■ What is required: Tally the lines below that contain "retirar". The number is the whole answer.

■ Extracted entries:
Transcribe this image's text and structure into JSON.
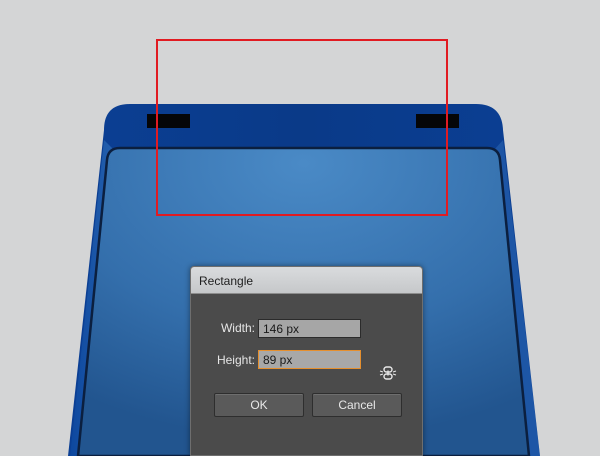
{
  "dialog": {
    "title": "Rectangle",
    "width": {
      "label": "Width:",
      "value": "146 px"
    },
    "height": {
      "label": "Height:",
      "value": "89 px"
    },
    "constrain_icon": "link-chain-icon",
    "ok_label": "OK",
    "cancel_label": "Cancel"
  },
  "colors": {
    "canvas_background": "#d4d5d6",
    "device_blue_top": "#0a3e96",
    "device_blue_screen": "#3f7fbc",
    "selection_outline": "#e11b22",
    "dialog_background": "#4a4a4a",
    "active_field_border": "#e58f2e"
  }
}
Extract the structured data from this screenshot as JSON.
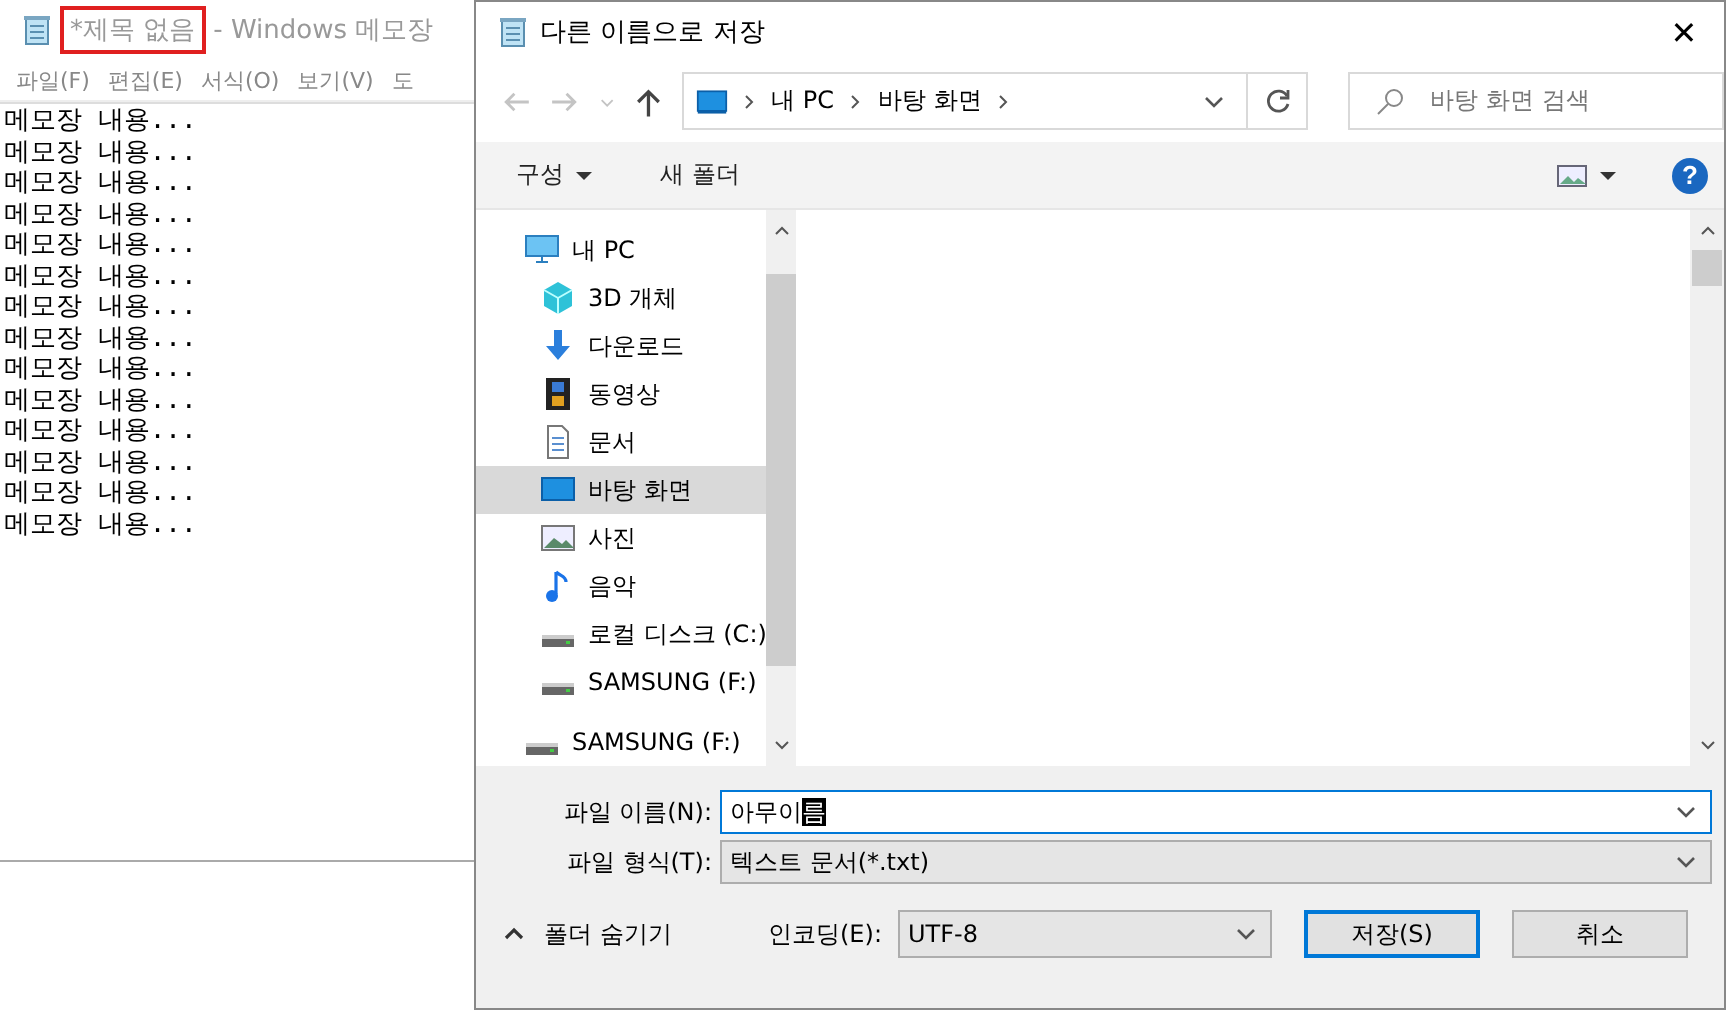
{
  "notepad": {
    "title_marked": "*제목 없음",
    "title_rest": "- Windows 메모장",
    "menu": [
      "파일(F)",
      "편집(E)",
      "서식(O)",
      "보기(V)",
      "도"
    ],
    "lines": [
      "메모장 내용...",
      "메모장 내용...",
      "메모장 내용...",
      "메모장 내용...",
      "메모장 내용...",
      "메모장 내용...",
      "메모장 내용...",
      "메모장 내용...",
      "메모장 내용...",
      "메모장 내용...",
      "메모장 내용...",
      "메모장 내용...",
      "메모장 내용...",
      "메모장 내용..."
    ]
  },
  "dialog": {
    "title": "다른 이름으로 저장",
    "close": "✕",
    "breadcrumb": [
      "내 PC",
      "바탕 화면"
    ],
    "search": {
      "placeholder": "바탕 화면 검색"
    },
    "toolbar": {
      "organize": "구성",
      "new_folder": "새 폴더",
      "help": "?"
    },
    "tree": [
      {
        "label": "내 PC",
        "kind": "pc",
        "selected": false,
        "children": [
          {
            "label": "3D 개체",
            "kind": "cube",
            "selected": false
          },
          {
            "label": "다운로드",
            "kind": "download",
            "selected": false
          },
          {
            "label": "동영상",
            "kind": "film",
            "selected": false
          },
          {
            "label": "문서",
            "kind": "doc",
            "selected": false
          },
          {
            "label": "바탕 화면",
            "kind": "desktop",
            "selected": true
          },
          {
            "label": "사진",
            "kind": "photo",
            "selected": false
          },
          {
            "label": "음악",
            "kind": "music",
            "selected": false
          },
          {
            "label": "로컬 디스크 (C:)",
            "kind": "drive",
            "selected": false
          },
          {
            "label": "SAMSUNG (F:)",
            "kind": "drive",
            "selected": false
          }
        ]
      },
      {
        "label": "SAMSUNG (F:)",
        "kind": "drive",
        "selected": false
      }
    ],
    "filename": {
      "label": "파일 이름(N):",
      "value": "아무이",
      "composing": "름"
    },
    "filetype": {
      "label": "파일 형식(T):",
      "value": "텍스트 문서(*.txt)"
    },
    "hide_folders": "폴더 숨기기",
    "encoding": {
      "label": "인코딩(E):",
      "value": "UTF-8"
    },
    "buttons": [
      {
        "label": "저장(S)",
        "default": true
      },
      {
        "label": "취소",
        "default": false
      }
    ]
  }
}
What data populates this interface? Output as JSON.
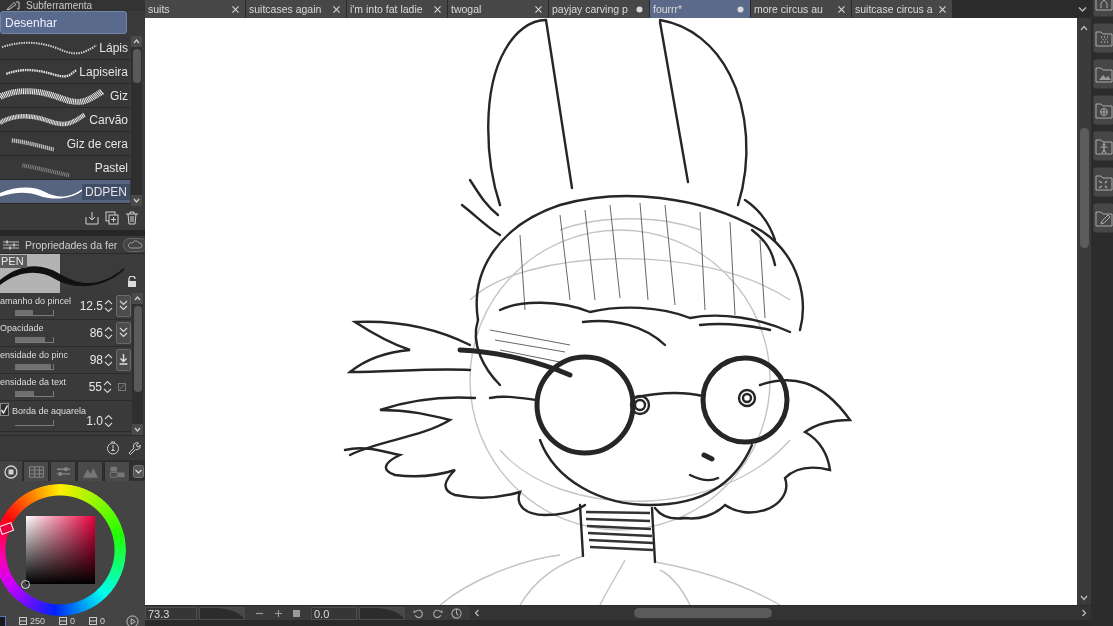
{
  "tabs": [
    {
      "label": "suits",
      "modified": false,
      "selected": false
    },
    {
      "label": "suitcases again",
      "modified": false,
      "selected": false
    },
    {
      "label": "i'm into fat ladie",
      "modified": false,
      "selected": false
    },
    {
      "label": "twogal",
      "modified": false,
      "selected": false
    },
    {
      "label": "payjay carving p",
      "modified": true,
      "selected": false
    },
    {
      "label": "fourrr*",
      "modified": true,
      "selected": true
    },
    {
      "label": "more circus au",
      "modified": false,
      "selected": false
    },
    {
      "label": "suitcase circus a",
      "modified": false,
      "selected": false
    }
  ],
  "subtool_panel": {
    "title": "Subferramenta",
    "group": "Desenhar",
    "brushes": [
      {
        "label": "Lápis",
        "kind": "pencil",
        "selected": false
      },
      {
        "label": "Lapiseira",
        "kind": "mechanical",
        "selected": false
      },
      {
        "label": "Giz",
        "kind": "chalk",
        "selected": false
      },
      {
        "label": "Carvão",
        "kind": "charcoal",
        "selected": false
      },
      {
        "label": "Giz de cera",
        "kind": "crayon",
        "selected": false
      },
      {
        "label": "Pastel",
        "kind": "pastel",
        "selected": false
      },
      {
        "label": "DDPEN",
        "kind": "pen",
        "selected": true
      }
    ]
  },
  "tool_property_panel": {
    "title": "Propriedades da fer",
    "preview_label": "PEN",
    "properties": [
      {
        "label": "amanho do pincel",
        "value": "12.5",
        "level": 0.47,
        "kind": "pressure"
      },
      {
        "label": "Opacidade",
        "value": "86",
        "level": 0.8,
        "kind": "pressure"
      },
      {
        "label": "ensidade do pinc",
        "value": "98",
        "level": 0.96,
        "kind": "effect"
      },
      {
        "label": "ensidade da text",
        "value": "55",
        "level": 0.5,
        "kind": "texture"
      }
    ],
    "watercolor_edge": {
      "label": "Borda de aquarela",
      "checked": true,
      "value": "1.0"
    }
  },
  "color_panel": {
    "tabs": [
      {
        "kind": "wheel",
        "selected": true
      },
      {
        "kind": "set",
        "selected": false
      },
      {
        "kind": "sliders",
        "selected": false
      },
      {
        "kind": "history",
        "selected": false
      },
      {
        "kind": "mixing",
        "selected": false
      }
    ],
    "readouts": [
      "250",
      "0",
      "0"
    ]
  },
  "status_bar": {
    "zoom": "73.3",
    "angle": "0.0"
  }
}
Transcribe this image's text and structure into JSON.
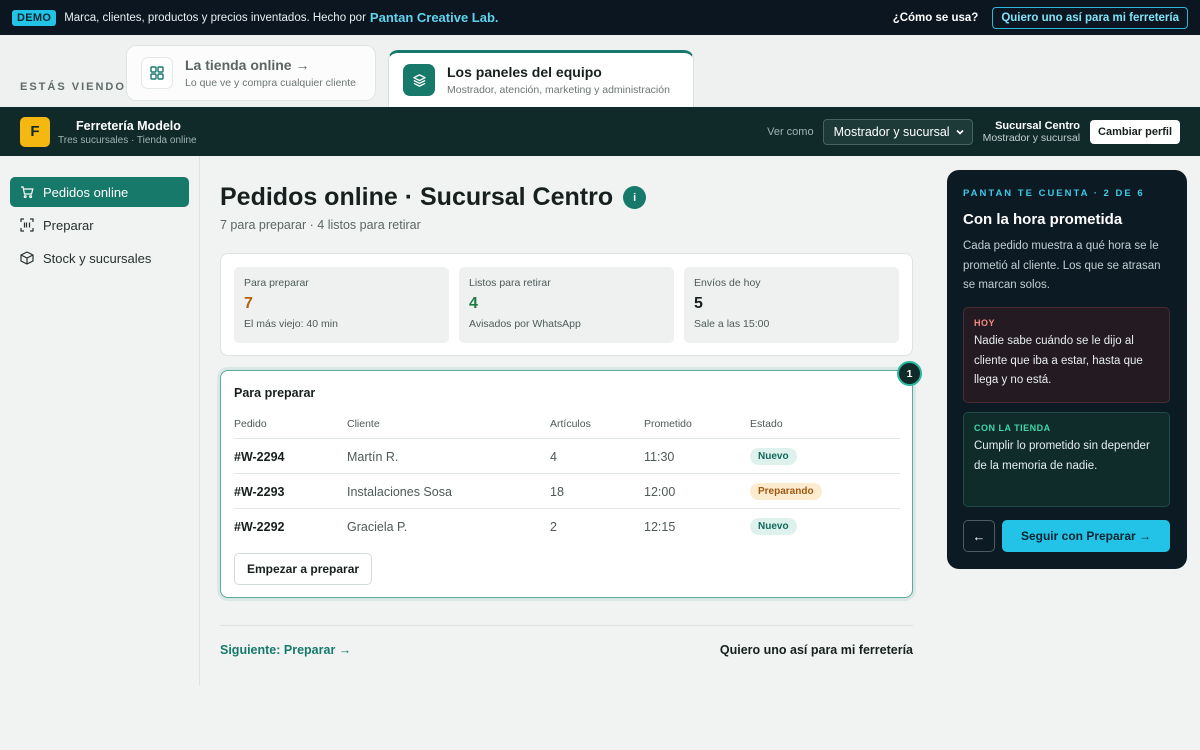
{
  "demo": {
    "badge": "DEMO",
    "text": "Marca, clientes, productos y precios inventados. Hecho por",
    "link": "Pantan Creative Lab.",
    "how": "¿Cómo se usa?",
    "cta": "Quiero uno así para mi ferretería"
  },
  "viewing": {
    "label": "ESTÁS VIENDO",
    "tabs": [
      {
        "title": "La tienda online →",
        "sub": "Lo que ve y compra cualquier cliente",
        "icon": "grid-icon"
      },
      {
        "title": "Los paneles del equipo",
        "sub": "Mostrador, atención, marketing y administración",
        "icon": "layers-icon"
      }
    ]
  },
  "header": {
    "logo_letter": "F",
    "brand": "Ferretería Modelo",
    "brand_sub": "Tres sucursales · Tienda online",
    "ver_como": "Ver como",
    "select_value": "Mostrador y sucursal",
    "branch_name": "Sucursal Centro",
    "branch_sub": "Mostrador y sucursal",
    "change_profile": "Cambiar perfil"
  },
  "sidebar": {
    "items": [
      {
        "label": "Pedidos online",
        "icon": "cart-icon",
        "active": true
      },
      {
        "label": "Preparar",
        "icon": "scan-icon",
        "active": false
      },
      {
        "label": "Stock y sucursales",
        "icon": "box-icon",
        "active": false
      }
    ]
  },
  "main": {
    "title": "Pedidos online · Sucursal Centro",
    "info": "i",
    "subtitle": "7 para preparar · 4 listos para retirar",
    "stats": [
      {
        "label": "Para preparar",
        "value": "7",
        "note": "El más viejo: 40 min",
        "color": "#b5620f"
      },
      {
        "label": "Listos para retirar",
        "value": "4",
        "note": "Avisados por WhatsApp",
        "color": "#1f7a4a"
      },
      {
        "label": "Envíos de hoy",
        "value": "5",
        "note": "Sale a las 15:00",
        "color": "#17201e"
      }
    ],
    "orders": {
      "step": "1",
      "title": "Para preparar",
      "headers": [
        "Pedido",
        "Cliente",
        "Artículos",
        "Prometido",
        "Estado"
      ],
      "rows": [
        {
          "id": "#W-2294",
          "client": "Martín R.",
          "items": "4",
          "promised": "11:30",
          "status": "Nuevo"
        },
        {
          "id": "#W-2293",
          "client": "Instalaciones Sosa",
          "items": "18",
          "promised": "12:00",
          "status": "Preparando"
        },
        {
          "id": "#W-2292",
          "client": "Graciela P.",
          "items": "2",
          "promised": "12:15",
          "status": "Nuevo"
        }
      ],
      "start_button": "Empezar a preparar"
    },
    "next_link": "Siguiente: Preparar →",
    "want_link": "Quiero uno así para mi ferretería"
  },
  "guide": {
    "eyebrow": "PANTAN TE CUENTA · 2 DE 6",
    "title": "Con la hora prometida",
    "text": "Cada pedido muestra a qué hora se le prometió al cliente. Los que se atrasan se marcan solos.",
    "today_label": "HOY",
    "today_text": "Nadie sabe cuándo se le dijo al cliente que iba a estar, hasta que llega y no está.",
    "with_label": "CON LA TIENDA",
    "with_text": "Cumplir lo prometido sin depender de la memoria de nadie.",
    "back": "←",
    "next": "Seguir con Preparar →"
  }
}
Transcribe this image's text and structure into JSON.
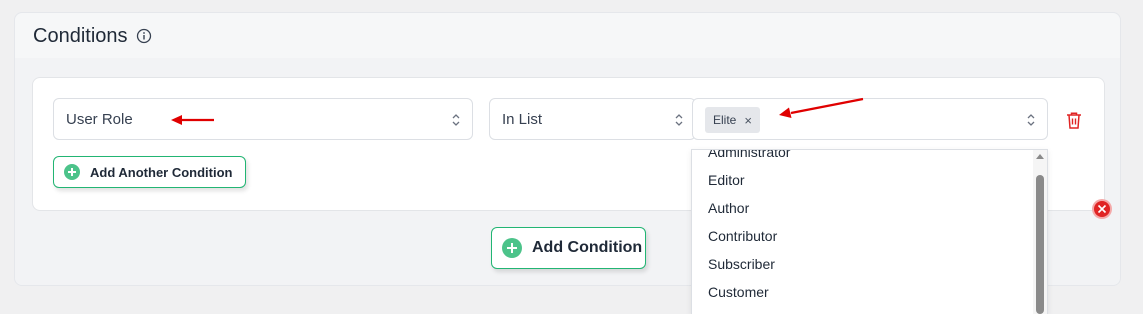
{
  "panel": {
    "title": "Conditions",
    "info_icon": "info-circle-icon"
  },
  "condition": {
    "field": {
      "value": "User Role"
    },
    "operator": {
      "value": "In List"
    },
    "values": {
      "selected_tags": [
        {
          "label": "Elite",
          "remove_glyph": "×"
        }
      ]
    },
    "delete_icon": "trash-icon",
    "add_another_label": "Add Another Condition",
    "remove_group_icon": "close-circle-icon"
  },
  "add_condition_label": "Add Condition",
  "dropdown": {
    "options": [
      "Administrator",
      "Editor",
      "Author",
      "Contributor",
      "Subscriber",
      "Customer"
    ]
  },
  "colors": {
    "accent_green": "#22b573",
    "plus_green": "#4cc38a",
    "danger_red": "#e02424",
    "annotation_arrow": "#e00000"
  }
}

■ Worked solution: 2